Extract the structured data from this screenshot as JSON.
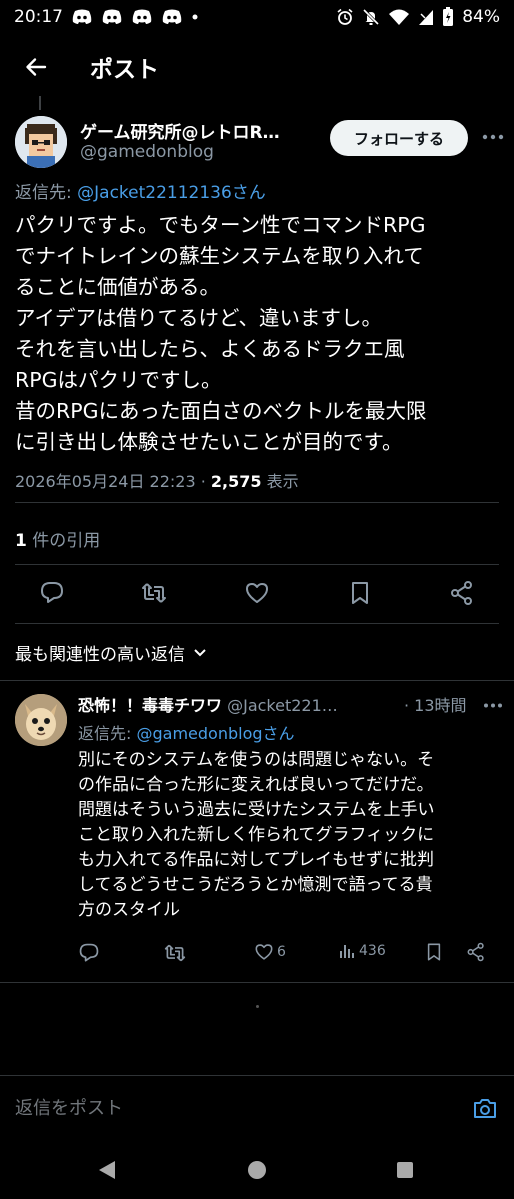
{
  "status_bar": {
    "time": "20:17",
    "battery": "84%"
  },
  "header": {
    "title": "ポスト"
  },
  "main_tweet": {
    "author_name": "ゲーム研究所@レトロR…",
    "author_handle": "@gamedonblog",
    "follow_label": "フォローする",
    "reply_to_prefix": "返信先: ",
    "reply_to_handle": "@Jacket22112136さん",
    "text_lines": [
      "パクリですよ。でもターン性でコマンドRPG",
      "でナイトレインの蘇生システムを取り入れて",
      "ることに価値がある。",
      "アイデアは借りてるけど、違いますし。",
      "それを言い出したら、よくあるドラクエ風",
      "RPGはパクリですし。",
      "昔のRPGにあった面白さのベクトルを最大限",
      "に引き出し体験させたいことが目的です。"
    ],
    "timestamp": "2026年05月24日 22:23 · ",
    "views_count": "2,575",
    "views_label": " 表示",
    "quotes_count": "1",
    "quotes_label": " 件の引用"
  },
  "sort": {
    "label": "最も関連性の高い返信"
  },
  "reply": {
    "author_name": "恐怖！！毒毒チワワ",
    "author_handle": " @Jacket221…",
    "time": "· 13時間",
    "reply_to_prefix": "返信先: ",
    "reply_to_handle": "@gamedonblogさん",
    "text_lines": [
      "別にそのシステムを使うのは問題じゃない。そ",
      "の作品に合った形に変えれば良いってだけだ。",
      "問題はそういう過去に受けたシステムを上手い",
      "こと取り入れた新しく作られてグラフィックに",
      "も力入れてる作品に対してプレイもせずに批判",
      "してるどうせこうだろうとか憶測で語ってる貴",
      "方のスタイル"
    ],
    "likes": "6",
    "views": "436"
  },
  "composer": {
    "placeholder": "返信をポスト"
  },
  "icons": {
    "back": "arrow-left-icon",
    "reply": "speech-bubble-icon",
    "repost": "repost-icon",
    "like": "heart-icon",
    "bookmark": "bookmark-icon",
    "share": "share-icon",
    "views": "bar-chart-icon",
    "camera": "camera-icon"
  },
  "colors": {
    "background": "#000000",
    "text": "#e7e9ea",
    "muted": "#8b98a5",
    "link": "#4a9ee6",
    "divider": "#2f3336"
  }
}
◆ ◆ ◆ ◆ ◆
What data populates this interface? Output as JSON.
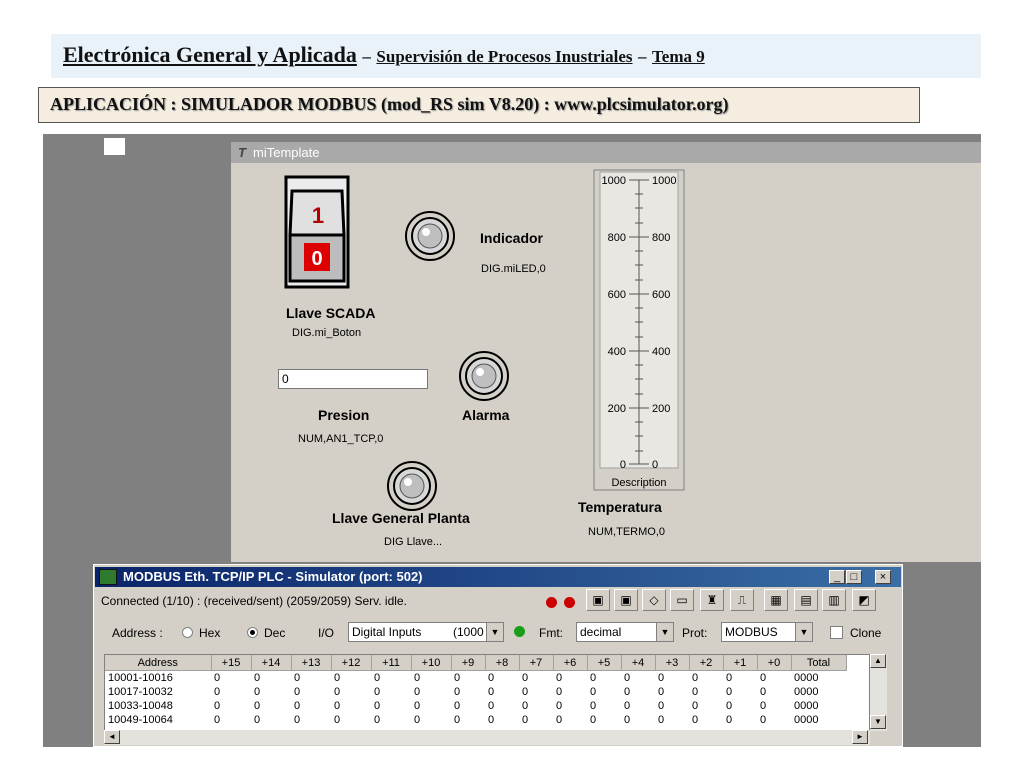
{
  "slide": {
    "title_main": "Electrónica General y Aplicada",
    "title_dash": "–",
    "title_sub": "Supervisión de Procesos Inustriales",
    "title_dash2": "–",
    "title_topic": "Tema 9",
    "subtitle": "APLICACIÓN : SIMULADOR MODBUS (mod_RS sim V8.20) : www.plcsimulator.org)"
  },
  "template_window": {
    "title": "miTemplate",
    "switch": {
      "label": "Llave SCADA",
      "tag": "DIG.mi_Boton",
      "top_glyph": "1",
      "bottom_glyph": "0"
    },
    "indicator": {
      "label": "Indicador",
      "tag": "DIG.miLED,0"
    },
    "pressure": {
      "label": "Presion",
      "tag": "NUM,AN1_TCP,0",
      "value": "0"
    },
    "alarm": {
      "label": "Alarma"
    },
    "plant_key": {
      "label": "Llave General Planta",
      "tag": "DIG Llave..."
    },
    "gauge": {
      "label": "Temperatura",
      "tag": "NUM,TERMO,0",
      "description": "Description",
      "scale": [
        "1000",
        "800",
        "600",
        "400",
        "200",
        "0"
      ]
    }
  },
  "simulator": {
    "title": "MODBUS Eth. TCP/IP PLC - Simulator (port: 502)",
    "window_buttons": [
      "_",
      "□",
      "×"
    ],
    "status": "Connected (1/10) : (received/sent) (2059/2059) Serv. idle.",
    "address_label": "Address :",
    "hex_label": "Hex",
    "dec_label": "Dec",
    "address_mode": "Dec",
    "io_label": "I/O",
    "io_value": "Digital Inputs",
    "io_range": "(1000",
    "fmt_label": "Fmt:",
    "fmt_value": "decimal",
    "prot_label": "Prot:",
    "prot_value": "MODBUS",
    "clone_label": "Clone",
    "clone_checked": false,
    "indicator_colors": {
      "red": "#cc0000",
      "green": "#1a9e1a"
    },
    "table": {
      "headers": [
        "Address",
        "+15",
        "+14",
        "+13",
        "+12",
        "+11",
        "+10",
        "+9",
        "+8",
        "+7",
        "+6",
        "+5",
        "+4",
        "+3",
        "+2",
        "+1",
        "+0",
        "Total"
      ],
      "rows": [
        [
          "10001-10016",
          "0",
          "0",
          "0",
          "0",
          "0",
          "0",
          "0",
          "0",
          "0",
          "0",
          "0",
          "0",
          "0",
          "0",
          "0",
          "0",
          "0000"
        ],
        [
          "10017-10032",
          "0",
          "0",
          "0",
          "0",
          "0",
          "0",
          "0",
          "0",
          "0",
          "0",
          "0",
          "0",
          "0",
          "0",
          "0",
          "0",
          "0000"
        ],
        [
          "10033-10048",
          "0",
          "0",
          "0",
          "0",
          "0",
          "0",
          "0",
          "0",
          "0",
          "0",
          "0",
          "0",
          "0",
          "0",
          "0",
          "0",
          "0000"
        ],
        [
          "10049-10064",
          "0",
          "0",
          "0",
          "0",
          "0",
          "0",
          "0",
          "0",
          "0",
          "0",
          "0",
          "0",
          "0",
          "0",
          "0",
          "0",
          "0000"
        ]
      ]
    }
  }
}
◆ ◆ ◆ ◆ ◆
▶ _Problem details_
The records are above. How many lines in them contain the word "MODBUS"? Give the number alone.

▶ _Answer_
3